Dataset entries:
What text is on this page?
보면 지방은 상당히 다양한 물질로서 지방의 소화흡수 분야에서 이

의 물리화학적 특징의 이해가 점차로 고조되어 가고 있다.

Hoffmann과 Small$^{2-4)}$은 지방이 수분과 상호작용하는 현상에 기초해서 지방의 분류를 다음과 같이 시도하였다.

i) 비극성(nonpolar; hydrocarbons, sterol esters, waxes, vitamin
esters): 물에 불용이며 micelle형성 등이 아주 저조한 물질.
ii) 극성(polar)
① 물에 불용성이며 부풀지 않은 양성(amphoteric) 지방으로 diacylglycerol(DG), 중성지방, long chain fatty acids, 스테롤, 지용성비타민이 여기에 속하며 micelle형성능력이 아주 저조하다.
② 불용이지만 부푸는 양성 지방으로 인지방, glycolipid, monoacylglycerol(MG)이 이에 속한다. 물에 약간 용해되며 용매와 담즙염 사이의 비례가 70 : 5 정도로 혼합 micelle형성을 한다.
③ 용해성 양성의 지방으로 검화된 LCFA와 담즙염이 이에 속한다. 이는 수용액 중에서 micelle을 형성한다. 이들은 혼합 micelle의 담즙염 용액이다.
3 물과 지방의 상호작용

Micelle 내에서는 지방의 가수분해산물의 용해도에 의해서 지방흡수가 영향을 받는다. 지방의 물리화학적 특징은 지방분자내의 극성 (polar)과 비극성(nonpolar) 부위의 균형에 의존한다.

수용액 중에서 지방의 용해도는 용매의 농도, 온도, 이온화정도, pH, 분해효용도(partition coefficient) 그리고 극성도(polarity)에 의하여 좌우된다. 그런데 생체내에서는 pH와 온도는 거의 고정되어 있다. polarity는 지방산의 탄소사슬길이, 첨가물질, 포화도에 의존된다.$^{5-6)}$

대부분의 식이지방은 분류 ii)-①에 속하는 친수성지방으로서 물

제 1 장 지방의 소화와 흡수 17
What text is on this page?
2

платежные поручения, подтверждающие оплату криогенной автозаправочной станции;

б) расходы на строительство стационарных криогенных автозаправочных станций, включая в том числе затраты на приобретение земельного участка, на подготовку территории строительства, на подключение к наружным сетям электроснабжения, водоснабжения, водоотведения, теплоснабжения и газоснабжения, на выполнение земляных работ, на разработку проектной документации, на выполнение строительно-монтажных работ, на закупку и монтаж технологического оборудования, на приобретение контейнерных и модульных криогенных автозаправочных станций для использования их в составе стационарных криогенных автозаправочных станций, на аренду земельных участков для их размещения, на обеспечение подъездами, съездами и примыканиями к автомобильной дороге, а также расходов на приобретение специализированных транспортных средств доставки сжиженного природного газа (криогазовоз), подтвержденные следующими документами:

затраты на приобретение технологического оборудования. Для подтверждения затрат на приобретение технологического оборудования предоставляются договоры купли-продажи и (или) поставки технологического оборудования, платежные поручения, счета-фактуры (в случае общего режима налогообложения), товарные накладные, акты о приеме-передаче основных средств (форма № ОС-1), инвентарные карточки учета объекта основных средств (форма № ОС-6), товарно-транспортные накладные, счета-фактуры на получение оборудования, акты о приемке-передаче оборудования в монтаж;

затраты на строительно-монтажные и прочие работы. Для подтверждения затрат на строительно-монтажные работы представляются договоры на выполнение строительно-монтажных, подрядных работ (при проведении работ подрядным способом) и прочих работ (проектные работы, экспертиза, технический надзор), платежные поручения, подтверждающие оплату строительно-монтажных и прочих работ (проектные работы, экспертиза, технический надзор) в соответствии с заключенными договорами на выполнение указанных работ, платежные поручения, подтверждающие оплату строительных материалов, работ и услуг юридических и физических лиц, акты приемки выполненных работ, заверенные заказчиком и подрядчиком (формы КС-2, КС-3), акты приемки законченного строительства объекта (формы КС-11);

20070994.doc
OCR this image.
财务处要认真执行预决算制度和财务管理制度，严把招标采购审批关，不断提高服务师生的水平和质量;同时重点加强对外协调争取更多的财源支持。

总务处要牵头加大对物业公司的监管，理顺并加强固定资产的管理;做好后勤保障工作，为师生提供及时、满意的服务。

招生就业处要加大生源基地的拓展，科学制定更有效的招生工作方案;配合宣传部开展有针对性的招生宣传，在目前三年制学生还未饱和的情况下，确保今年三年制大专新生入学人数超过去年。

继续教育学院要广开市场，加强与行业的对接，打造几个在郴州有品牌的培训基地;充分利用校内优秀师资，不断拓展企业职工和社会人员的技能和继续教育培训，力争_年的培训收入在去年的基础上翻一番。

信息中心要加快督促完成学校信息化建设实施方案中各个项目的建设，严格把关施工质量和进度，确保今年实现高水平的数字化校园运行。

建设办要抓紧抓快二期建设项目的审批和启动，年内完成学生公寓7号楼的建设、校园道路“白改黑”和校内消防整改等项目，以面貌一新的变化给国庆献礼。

* _EXERCISE AIM_:
Every entry needs to be retyped exactly.

* _RESULT OF THE TASK_:
What text is on this page?
보면 지방은 상당히 다양한 물질로서 지방의 소화흡수 분야에서 이

의 물리화학적 특징의 이해가 점차로 고조되어 가고 있다.

Hoffmann과 Small$^{2-4)}$은 지방이 수분과 상호작용하는 현상에 기초해서 지방의 분류를 다음과 같이 시도하였다.

i) 비극성(nonpolar; hydrocarbons, sterol esters, waxes, vitamin
esters): 물에 불용이며 micelle형성 등이 아주 저조한 물질.
ii) 극성(polar)
① 물에 불용성이며 부풀지 않은 양성(amphoteric) 지방으로 diacylglycerol(DG), 중성지방, long chain fatty acids, 스테롤, 지용성비타민이 여기에 속하며 micelle형성능력이 아주 저조하다.
② 불용이지만 부푸는 양성 지방으로 인지방, glycolipid, monoacylglycerol(MG)이 이에 속한다. 물에 약간 용해되며 용매와 담즙염 사이의 비례가 70 : 5 정도로 혼합 micelle형성을 한다.
③ 용해성 양성의 지방으로 검화된 LCFA와 담즙염이 이에 속한다. 이는 수용액 중에서 micelle을 형성한다. 이들은 혼합 micelle의 담즙염 용액이다.
3 물과 지방의 상호작용

Micelle 내에서는 지방의 가수분해산물의 용해도에 의해서 지방흡수가 영향을 받는다. 지방의 물리화학적 특징은 지방분자내의 극성 (polar)과 비극성(nonpolar) 부위의 균형에 의존한다.

수용액 중에서 지방의 용해도는 용매의 농도, 온도, 이온화정도, pH, 분해효용도(partition coefficient) 그리고 극성도(polarity)에 의하여 좌우된다. 그런데 생체내에서는 pH와 온도는 거의 고정되어 있다. polarity는 지방산의 탄소사슬길이, 첨가물질, 포화도에 의존된다.$^{5-6)}$

대부분의 식이지방은 분류 ii)-①에 속하는 친수성지방으로서 물

제 1 장 지방의 소화와 흡수 17
What text is on this page?
2

платежные поручения, подтверждающие оплату криогенной автозаправочной станции;

б) расходы на строительство стационарных криогенных автозаправочных станций, включая в том числе затраты на приобретение земельного участка, на подготовку территории строительства, на подключение к наружным сетям электроснабжения, водоснабжения, водоотведения, теплоснабжения и газоснабжения, на выполнение земляных работ, на разработку проектной документации, на выполнение строительно-монтажных работ, на закупку и монтаж технологического оборудования, на приобретение контейнерных и модульных криогенных автозаправочных станций для использования их в составе стационарных криогенных автозаправочных станций, на аренду земельных участков для их размещения, на обеспечение подъездами, съездами и примыканиями к автомобильной дороге, а также расходов на приобретение специализированных транспортных средств доставки сжиженного природного газа (криогазовоз), подтвержденные следующими документами:

затраты на приобретение технологического оборудования. Для подтверждения затрат на приобретение технологического оборудования предоставляются договоры купли-продажи и (или) поставки технологического оборудования, платежные поручения, счета-фактуры (в случае общего режима налогообложения), товарные накладные, акты о приеме-передаче основных средств (форма № ОС-1), инвентарные карточки учета объекта основных средств (форма № ОС-6), товарно-транспортные накладные, счета-фактуры на получение оборудования, акты о приемке-передаче оборудования в монтаж;

затраты на строительно-монтажные и прочие работы. Для подтверждения затрат на строительно-монтажные работы представляются договоры на выполнение строительно-монтажных, подрядных работ (при проведении работ подрядным способом) и прочих работ (проектные работы, экспертиза, технический надзор), платежные поручения, подтверждающие оплату строительно-монтажных и прочих работ (проектные работы, экспертиза, технический надзор) в соответствии с заключенными договорами на выполнение указанных работ, платежные поручения, подтверждающие оплату строительных материалов, работ и услуг юридических и физических лиц, акты приемки выполненных работ, заверенные заказчиком и подрядчиком (формы КС-2, КС-3), акты приемки законченного строительства объекта (формы КС-11);

20070994.doc
OCR this image.
财务处要认真执行预决算制度和财务管理制度，严把招标采购审批关，不断提高服务师生的水平和质量;同时重点加强对外协调争取更多的财源支持。

总务处要牵头加大对物业公司的监管，理顺并加强固定资产的管理;做好后勤保障工作，为师生提供及时、满意的服务。

招生就业处要加大生源基地的拓展，科学制定更有效的招生工作方案;配合宣传部开展有针对性的招生宣传，在目前三年制学生还未饱和的情况下，确保今年三年制大专新生入学人数超过去年。

继续教育学院要广开市场，加强与行业的对接，打造几个在郴州有品牌的培训基地;充分利用校内优秀师资，不断拓展企业职工和社会人员的技能和继续教育培训，力争_年的培训收入在去年的基础上翻一番。

信息中心要加快督促完成学校信息化建设实施方案中各个项目的建设，严格把关施工质量和进度，确保今年实现高水平的数字化校园运行。

建设办要抓紧抓快二期建设项目的审批和启动，年内完成学生公寓7号楼的建设、校园道路“白改黑”和校内消防整改等项目，以面貌一新的变化给国庆献礼。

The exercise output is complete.